TEXTO:
▶
Pelas regras, juízes têm direito a 60 dias de férias por ano. Assim, 740 dias são a soma acumulada de 12 anos sem gozar de afastamento das atividades.

Para o presidente da Associação de Magistrados do RN (Amarn), Herval Sampaio, o déficit de juízes entre 2004 e 2016, tempo onde não houve concurso e a demanda judicial cresceu, é a principal causa. Ele antecipou ao Blog do Dina que a Corregedoria do TJRN está com medidas em andamento.

“Nós já tínhamos em mente que o relatório do CNJ iria trazer esse apontamento. Então nos antecipamos. A Corregedoria está planejando para que todos os magistrados com férias vencidas possam gozar desse benefício sem prejudicar o serviço jurisdicional”, informou Sampaio.
◀
DADOS EXTRAÍDOS:
▶
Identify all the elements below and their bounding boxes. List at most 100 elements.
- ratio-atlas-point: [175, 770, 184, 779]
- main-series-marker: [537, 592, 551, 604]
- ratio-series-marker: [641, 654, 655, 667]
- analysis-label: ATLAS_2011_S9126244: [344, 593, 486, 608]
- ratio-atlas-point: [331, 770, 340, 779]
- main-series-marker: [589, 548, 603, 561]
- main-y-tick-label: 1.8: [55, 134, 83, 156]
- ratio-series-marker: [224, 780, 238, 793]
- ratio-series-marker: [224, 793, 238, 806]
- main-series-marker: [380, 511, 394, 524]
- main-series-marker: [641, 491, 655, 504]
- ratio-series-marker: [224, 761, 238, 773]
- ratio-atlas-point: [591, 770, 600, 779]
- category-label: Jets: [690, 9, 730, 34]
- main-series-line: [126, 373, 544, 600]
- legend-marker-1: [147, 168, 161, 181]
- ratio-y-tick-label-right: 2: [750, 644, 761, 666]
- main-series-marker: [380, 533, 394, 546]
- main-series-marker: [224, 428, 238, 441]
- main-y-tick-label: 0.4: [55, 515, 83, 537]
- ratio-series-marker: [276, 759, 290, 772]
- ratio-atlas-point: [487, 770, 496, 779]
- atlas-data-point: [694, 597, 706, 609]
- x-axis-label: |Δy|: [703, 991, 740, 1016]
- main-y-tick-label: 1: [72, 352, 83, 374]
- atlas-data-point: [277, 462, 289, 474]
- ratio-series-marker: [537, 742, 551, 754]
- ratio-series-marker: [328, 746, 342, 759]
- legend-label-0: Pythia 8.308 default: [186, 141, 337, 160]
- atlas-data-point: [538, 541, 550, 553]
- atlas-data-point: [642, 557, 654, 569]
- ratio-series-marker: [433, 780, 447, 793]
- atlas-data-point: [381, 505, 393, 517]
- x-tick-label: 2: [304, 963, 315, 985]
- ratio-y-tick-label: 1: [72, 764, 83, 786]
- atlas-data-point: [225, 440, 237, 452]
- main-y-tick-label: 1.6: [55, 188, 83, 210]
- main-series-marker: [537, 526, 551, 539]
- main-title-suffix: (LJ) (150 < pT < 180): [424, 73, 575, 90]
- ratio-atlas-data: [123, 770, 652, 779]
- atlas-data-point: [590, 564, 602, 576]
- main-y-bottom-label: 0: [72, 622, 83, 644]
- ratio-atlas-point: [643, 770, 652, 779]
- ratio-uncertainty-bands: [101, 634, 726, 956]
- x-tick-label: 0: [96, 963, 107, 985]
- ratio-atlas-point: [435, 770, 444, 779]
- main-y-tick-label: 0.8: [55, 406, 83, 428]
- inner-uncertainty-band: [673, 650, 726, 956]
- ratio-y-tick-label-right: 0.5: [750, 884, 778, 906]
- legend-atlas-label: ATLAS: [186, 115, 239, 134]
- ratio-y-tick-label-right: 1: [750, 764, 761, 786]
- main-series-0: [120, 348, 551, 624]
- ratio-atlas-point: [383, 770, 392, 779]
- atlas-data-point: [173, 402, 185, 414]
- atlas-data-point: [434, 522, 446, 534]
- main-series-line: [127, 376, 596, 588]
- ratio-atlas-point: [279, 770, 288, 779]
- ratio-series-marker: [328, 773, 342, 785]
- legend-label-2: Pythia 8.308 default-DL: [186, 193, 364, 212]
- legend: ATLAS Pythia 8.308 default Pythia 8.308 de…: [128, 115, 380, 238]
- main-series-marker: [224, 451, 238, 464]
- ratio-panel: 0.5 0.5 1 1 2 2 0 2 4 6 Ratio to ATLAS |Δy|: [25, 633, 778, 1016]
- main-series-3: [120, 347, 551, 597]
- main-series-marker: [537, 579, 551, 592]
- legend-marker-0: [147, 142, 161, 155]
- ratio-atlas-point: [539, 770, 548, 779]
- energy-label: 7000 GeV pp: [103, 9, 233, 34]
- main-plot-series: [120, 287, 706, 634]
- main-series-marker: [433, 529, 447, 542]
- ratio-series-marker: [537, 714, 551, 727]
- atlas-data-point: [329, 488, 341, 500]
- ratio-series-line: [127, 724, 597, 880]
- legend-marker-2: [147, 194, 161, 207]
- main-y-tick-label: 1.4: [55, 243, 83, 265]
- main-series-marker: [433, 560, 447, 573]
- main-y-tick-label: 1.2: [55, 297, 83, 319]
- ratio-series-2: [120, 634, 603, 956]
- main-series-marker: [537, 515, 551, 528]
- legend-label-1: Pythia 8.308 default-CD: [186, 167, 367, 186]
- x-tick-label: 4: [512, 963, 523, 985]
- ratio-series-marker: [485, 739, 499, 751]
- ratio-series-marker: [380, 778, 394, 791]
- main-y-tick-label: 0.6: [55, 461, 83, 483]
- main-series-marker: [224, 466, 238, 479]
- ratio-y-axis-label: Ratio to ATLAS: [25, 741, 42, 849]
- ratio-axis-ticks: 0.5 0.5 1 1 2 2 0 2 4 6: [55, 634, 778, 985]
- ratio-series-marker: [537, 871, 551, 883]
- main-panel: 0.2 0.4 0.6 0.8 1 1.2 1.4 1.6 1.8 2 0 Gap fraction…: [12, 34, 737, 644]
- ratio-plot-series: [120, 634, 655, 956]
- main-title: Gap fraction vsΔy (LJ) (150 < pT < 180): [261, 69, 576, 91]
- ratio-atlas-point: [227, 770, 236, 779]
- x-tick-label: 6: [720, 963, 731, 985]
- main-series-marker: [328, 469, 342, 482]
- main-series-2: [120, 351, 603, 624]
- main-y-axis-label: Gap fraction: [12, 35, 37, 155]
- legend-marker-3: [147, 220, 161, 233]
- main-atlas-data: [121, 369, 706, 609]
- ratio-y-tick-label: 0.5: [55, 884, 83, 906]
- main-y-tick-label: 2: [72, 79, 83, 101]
◀
TAREFAS A CUMPRIR:
1. Segundo o texto sobre as férias dos juízes, quantos dias de férias por ano os juízes têm direito pelas regras?
2. Liste todas as siglas que aparecem no texto sobre as férias dos juízes.
3. Retome o texto sobre as férias vencidas dos juízes a partir do ponto em que ele termina.

RESPOSTAS POR TAREFA:
1. 60 dias por ano.

2. Amarn, RN, TJRN, CNJ

3.
Indenizações

O relatório do CNJ relembra que nos últimos dois anos, o Tribunal de Justiça indenizou as férias de 171 magistrados, no valor total de R$ 19,8 milhões.

O presidente da Amarn enfatiza que tais pagamentos, estritamente legais, foram uma forma encontrada para compensar exatamente a falta de férias dos magistrados.

O Tribunal de Justiça também foi procurado pelo Blog do Dina para repercutir a matéria. O blog aguarda a manifestação.